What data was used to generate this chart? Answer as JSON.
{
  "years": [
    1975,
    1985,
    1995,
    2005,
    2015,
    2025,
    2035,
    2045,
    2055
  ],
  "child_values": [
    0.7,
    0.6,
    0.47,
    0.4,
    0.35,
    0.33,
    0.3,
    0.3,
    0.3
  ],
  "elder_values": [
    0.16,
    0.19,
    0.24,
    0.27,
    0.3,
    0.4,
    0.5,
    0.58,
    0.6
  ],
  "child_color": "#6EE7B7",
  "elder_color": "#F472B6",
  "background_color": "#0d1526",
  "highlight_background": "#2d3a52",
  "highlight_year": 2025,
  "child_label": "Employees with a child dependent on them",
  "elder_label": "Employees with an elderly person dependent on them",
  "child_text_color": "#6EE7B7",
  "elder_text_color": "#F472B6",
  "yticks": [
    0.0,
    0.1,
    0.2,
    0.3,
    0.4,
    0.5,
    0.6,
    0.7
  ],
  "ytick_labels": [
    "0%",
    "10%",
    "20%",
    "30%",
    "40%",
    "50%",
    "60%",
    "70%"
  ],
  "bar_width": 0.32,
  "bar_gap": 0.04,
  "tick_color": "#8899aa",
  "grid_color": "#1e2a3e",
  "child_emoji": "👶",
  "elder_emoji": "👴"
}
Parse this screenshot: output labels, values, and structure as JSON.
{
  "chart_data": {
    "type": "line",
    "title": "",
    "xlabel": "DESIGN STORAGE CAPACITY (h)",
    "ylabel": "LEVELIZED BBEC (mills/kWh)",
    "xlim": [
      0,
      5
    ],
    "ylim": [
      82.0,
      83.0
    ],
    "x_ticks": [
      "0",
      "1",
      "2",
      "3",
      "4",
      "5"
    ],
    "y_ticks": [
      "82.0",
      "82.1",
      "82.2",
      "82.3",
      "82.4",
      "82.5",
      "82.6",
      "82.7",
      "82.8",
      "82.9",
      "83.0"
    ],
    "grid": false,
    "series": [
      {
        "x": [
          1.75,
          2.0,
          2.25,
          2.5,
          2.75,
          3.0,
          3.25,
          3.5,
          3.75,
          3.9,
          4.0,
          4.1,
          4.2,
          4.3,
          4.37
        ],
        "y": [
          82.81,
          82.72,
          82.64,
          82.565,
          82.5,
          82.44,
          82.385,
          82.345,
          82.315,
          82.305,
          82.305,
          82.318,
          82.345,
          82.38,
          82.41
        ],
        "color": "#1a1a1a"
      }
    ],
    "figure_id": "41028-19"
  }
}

◆ **INSTRUCTIONS TO FOLLOW**
Using the records above, select and copy every line that has the word "with".

◆ **ANSWER TO THIS EXERCISE**
  "child_label": "Employees with a child dependent on them",
  "elder_label": "Employees with an elderly person dependent on them",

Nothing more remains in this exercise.